前の値を使用した計算

投稿者: Anonymous

下記のようなメソッドがあった場合example3, 6, 9をそれぞれ出力する際に、example6, example9を出力する時にもメソッドexample1から計算を始めるのですがこれだと時間がかかってしまいます。
1度example3を計算したらその結果をexample6, 9にそのまま当てはめることはできるのでしょうか。
私ではなかなか思いつきません。
何かありましたらアドバイスお願いします。

def example1a
    (6 + 5 + 9 + 10 + 4 + 6 +) / 6
end

def example1b
   a = example1a + 2/13 * (8 - example1a) 
   b = a + 2/13 * (9 - a)
   c = b + 2/13 * (7 - b)
   d = c + 2/13 * (3 - c)
   e = d + 2/13 * (8 - d)
   f = e + 2/13 * (5 - e)
   g = f + 2/13 * (4 - f)
   h = g + 2/13 * (10 - g)
   i = h + 2/13 * (9 - h)
   j = i + 2/13 * (6 - i)
   k = j + 2/13 * (7 - j)
   l = k + 2/13 * (8 - k)
end

def example2a
    (5 + 9 + 12 + 3 + 4 + 9 + 6 + 4 + 3 + 4) / 10
end

def example2b
    a = example2a + 2/27 * (5 - example2a) 
    b = a + 2/27 * (5 - a)
    c = b + 2/27 * (4 - b)
    d = c + 2/27 * (4 - c)
    e = d + 2/27 * (9 - d)
    f = e + 2/27 * (8 - e)
    g = f + 2/27 * (4 - f)
    h = g + 2/27 * (3 - g)
    i = h + 2/27 * (6 - h)
    j = i + 2/27 * (7 - i)
    k = j + 2/27 * (5 - j)
    l = k + 2/27 * (4 - k)
end

def example3
    example1b - example2b
end


def example4a
    (6 + 5 + 9 + 10 + 4 + 6) / 6
end

def example4b
   a = example4a + 2/13 * (8 - example4a) 
   b = a + 2/13 * (9 - a)
   c = b + 2/13 * (7 - b)
   d = c + 2/13 * (3 - c)
   e = d + 2/13 * (8 - d)
   f = e + 2/13 * (5 - e)
   g = f + 2/13 * (4 - f)
   h = g + 2/13 * (10 - g)
   i = h + 2/13 * (9 - h)
   j = i + 2/13 * (6 - i)
   k = j + 2/13 * (7 - j)
   l = k + 2/13 * (8 - k)

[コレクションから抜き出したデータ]
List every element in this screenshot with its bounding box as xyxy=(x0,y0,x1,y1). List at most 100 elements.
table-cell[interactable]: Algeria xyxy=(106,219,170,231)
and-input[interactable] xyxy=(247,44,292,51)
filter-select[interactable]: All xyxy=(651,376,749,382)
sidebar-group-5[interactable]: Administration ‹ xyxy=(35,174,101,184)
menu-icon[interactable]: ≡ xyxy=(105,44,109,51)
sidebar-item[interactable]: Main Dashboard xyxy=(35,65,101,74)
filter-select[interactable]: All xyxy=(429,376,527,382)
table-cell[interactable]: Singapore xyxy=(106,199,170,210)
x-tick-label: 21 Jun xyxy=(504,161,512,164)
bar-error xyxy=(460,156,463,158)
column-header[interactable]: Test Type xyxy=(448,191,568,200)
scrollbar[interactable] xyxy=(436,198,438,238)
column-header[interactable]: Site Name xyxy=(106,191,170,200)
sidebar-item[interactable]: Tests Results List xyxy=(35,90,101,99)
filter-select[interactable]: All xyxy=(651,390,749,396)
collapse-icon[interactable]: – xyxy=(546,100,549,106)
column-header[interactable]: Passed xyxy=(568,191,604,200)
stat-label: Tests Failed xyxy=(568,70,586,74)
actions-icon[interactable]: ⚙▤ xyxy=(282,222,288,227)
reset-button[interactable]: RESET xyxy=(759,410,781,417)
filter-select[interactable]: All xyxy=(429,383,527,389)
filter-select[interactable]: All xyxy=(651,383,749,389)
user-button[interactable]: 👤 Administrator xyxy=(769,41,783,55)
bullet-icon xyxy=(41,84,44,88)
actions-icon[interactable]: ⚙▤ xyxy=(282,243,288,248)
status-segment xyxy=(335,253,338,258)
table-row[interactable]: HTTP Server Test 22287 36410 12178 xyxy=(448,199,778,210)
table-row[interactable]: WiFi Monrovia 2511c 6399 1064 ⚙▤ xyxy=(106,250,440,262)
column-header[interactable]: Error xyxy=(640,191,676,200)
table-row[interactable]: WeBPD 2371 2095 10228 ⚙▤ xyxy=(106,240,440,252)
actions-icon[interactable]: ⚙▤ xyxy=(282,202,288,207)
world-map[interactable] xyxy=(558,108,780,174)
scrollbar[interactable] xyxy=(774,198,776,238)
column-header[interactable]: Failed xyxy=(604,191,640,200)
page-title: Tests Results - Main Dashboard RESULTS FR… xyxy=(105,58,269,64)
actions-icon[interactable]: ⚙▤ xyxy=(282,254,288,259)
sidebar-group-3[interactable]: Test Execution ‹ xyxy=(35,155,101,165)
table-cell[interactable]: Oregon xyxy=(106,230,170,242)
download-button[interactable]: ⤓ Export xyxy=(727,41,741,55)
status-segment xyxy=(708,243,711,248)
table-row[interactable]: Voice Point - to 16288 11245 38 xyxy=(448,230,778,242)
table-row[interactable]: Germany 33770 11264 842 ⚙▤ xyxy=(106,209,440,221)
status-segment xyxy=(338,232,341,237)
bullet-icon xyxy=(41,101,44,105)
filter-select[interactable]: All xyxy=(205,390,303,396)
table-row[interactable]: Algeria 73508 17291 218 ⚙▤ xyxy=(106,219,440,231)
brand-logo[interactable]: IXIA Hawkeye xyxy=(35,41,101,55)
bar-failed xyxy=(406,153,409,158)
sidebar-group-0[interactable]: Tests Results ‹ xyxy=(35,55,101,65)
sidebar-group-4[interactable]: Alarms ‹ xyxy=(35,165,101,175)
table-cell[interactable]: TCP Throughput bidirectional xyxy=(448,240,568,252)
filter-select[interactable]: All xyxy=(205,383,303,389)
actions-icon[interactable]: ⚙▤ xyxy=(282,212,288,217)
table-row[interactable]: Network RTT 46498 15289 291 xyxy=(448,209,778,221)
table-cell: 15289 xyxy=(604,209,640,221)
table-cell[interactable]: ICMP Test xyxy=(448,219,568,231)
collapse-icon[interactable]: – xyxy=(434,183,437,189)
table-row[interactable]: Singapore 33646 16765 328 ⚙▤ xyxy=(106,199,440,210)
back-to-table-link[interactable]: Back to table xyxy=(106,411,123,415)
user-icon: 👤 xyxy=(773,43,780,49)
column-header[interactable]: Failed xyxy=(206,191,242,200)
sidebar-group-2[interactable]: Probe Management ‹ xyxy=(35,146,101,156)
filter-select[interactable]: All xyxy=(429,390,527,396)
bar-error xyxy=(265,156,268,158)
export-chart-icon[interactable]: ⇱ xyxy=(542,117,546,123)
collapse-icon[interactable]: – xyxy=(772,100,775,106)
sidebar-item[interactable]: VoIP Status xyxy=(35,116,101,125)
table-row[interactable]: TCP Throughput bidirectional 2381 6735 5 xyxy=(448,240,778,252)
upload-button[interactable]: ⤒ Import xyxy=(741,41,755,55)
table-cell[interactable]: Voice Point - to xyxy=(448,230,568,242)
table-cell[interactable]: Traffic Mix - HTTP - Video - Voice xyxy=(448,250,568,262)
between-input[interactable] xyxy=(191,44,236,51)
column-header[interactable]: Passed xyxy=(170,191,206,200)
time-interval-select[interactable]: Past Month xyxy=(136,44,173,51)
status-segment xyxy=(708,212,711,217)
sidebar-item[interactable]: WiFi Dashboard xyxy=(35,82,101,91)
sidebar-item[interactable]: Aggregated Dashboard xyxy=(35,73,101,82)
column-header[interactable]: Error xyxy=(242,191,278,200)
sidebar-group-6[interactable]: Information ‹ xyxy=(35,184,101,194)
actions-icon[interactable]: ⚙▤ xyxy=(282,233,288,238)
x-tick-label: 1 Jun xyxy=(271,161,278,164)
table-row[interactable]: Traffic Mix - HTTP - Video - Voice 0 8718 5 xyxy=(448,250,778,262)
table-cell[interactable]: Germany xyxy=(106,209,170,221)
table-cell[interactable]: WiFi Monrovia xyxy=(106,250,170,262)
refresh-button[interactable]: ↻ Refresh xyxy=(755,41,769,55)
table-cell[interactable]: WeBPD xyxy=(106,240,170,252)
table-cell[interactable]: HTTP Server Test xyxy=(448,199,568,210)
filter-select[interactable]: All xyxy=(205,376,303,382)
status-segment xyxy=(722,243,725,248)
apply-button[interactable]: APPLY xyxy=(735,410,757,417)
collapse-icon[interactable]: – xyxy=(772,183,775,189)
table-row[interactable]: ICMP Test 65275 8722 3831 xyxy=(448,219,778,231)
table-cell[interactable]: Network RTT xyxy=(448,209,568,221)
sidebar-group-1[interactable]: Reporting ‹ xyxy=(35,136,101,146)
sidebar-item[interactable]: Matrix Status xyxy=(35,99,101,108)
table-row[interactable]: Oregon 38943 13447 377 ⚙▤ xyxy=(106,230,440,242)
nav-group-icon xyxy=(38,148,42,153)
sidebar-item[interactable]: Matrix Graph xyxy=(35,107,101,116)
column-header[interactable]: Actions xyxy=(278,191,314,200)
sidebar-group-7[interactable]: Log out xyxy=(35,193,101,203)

#### [実行タスク]
前の値を使った計算の投稿で「def example2a」から「2/27 * (4 - f)」までの部分を、「example2a」を「example5a」に置き換えて書き直すこと。

#### [出力]
def example5a
    (5 + 9 + 12 + 3 + 4 + 9 + 6 + 4 + 3 + 4) / 10
end

def example2b
    a = example5a + 2/27 * (5 - example5a) 
    b = a + 2/27 * (5 - a)
    c = b + 2/27 * (4 - b)
    d = c + 2/27 * (4 - c)
    e = d + 2/27 * (9 - d)
    f = e + 2/27 * (8 - e)
    g = f + 2/27 * (4 - f)